+++ Selected passage +++

Tourism is too low down on the political agenda, so it cannot argue its case with councillors or MPs, warned panellists during a debate at the British Tourism and Travel Show.
The debate heard that coach firms face tough challenges with new emission zones, and limited parking in destinations such as London – but industry lobbying was not getting results.
Allan Edmondson, head of transport at Etoa, the European tourism association, told delegates that his association, along with many other trade bodies, has been arguing on behalf of the industry but those in power were not aware of the importance of the sector.
“We all ‘gasbag’ about it but it is about how the politicians view tourism,” he told delegates during the Tourism Question Time at BTTS on Wednesday (March 21).
“I have been in meetings with London councillors who say tourism is 10th on their list, well below issues such as homelessness. That’s what matters – tourists are not voters.”
John Wales, founder and director of Encore Tickets, and the new chairman of the Coach Tourism Association, added: “Coach tourism not high on the agenda – it is up to us to get coach tourism higher up the agenda so we are not penalised.”
Panel chair Bernard Donoghue, director of the Association of Leading Visitor Attractions, commented that the tourism minister Michael Ellis was not at BTTS.
But he asked panellists what action they would like to see from the minister that would improve British tourism immediately.
Sarah Greenwood, director of Hudson’s Historic Houses and Gardens, commented: “Why is the tourism minster so unimportant? He should be more central to government decisions.”
She added: “Heritage and history drive tourism in the UK…but are not featured strongly enough in how tourism is understood in the UK.”

+++

Work instructions
Continue the report on the British Tourism and Travel Show debate about tourism's place on the political agenda, starting after its final sentence.

+++ Record excerpts +++

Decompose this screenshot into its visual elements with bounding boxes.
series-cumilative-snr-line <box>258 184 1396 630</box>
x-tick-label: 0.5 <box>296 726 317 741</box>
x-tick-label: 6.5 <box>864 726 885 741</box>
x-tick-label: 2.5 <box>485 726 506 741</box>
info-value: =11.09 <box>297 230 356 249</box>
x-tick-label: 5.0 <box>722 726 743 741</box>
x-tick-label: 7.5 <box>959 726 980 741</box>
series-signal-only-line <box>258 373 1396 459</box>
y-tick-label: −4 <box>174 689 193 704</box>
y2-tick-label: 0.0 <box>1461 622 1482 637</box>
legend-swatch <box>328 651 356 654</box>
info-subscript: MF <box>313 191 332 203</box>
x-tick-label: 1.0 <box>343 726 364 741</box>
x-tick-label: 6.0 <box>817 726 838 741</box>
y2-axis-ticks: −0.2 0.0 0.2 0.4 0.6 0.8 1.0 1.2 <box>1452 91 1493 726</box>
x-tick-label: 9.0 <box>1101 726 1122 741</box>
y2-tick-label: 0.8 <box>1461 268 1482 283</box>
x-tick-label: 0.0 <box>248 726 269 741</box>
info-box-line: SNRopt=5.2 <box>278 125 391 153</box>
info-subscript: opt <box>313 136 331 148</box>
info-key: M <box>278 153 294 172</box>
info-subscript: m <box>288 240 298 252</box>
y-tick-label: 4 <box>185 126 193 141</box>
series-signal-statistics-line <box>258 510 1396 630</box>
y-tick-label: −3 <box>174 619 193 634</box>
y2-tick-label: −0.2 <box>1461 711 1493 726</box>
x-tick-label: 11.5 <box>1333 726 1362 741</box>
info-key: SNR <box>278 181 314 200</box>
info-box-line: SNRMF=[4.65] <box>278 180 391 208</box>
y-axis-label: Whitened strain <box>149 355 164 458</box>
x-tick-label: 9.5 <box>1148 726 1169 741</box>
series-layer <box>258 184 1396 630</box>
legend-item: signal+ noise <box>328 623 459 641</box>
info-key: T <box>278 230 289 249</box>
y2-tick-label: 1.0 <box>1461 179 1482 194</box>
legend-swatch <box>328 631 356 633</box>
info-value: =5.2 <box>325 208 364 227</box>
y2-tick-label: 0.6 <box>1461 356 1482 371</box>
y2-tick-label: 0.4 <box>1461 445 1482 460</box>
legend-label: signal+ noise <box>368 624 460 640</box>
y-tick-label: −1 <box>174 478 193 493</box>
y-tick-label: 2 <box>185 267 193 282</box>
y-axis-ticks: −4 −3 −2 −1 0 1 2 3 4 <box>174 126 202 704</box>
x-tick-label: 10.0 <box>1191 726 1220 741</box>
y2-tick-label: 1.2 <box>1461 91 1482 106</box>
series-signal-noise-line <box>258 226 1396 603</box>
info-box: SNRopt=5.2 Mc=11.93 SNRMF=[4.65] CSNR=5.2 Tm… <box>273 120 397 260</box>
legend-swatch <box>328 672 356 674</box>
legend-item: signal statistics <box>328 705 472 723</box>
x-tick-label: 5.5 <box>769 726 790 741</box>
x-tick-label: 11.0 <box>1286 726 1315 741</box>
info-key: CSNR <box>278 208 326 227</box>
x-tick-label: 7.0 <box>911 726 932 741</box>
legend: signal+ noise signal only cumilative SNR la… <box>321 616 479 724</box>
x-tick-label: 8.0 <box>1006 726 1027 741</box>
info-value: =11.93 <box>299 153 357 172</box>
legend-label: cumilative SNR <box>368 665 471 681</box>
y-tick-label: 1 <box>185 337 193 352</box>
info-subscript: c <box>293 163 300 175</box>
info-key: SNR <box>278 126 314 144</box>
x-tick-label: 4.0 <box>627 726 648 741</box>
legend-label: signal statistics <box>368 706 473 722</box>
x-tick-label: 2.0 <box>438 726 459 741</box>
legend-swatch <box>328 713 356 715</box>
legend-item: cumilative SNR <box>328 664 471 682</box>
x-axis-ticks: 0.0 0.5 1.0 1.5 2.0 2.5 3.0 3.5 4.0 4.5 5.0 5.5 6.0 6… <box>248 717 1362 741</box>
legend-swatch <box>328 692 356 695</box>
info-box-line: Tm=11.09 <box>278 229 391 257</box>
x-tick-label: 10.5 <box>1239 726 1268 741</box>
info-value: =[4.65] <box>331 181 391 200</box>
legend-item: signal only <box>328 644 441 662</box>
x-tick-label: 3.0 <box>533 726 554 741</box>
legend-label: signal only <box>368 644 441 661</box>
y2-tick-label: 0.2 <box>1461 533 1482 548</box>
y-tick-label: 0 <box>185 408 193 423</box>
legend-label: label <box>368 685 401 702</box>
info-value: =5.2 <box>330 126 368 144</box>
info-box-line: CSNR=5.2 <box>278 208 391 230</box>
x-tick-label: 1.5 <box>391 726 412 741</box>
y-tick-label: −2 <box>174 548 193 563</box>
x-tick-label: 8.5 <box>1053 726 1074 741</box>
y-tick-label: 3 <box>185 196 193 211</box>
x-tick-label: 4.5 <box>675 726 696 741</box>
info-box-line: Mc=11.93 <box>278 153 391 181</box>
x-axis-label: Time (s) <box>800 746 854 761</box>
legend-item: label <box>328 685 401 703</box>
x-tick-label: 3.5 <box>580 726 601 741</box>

+++

Response to this task
Donoghue agreed, saying that when politicians “tinker” with the National Curriculum by removing topics such as the Tudors, it leads to a fall in school visits to relevant attractions.
Wales said he would like to see the minister recognise that coaches are an environmentally friendly form of transport, and realise the impact of tourism VAT, especially in Northern Ireland where it is twice the rate levied in the republic of Ireland.
Edmondson said his message to the minister would be: “Remember that a lot of your government’s efforts are in manufacturing but tourism is huge.
“It is just given lip service by government; it is seen as a damn nuisance yet with the amount of money and jobs it accounts for, it deserves to be higher up the government agenda.”
Donoghue said this week is English Tourism Week, and the initiative is highlighting the value of tourism – it is the UK’s fifth biggest industry; third largest employer, and contributes £127 billion to the economy.
He said some Conservative MPs have been protesting about the impact of Brexit on the fishing industry by throwing haddock into the Thames – yet the fishing sector accounts for just 0.3% of Britain’s GDP.
“Last year more people visited the top 10 museums and galleries in Scotland than visited Australia and New Zealand,” he told the debate.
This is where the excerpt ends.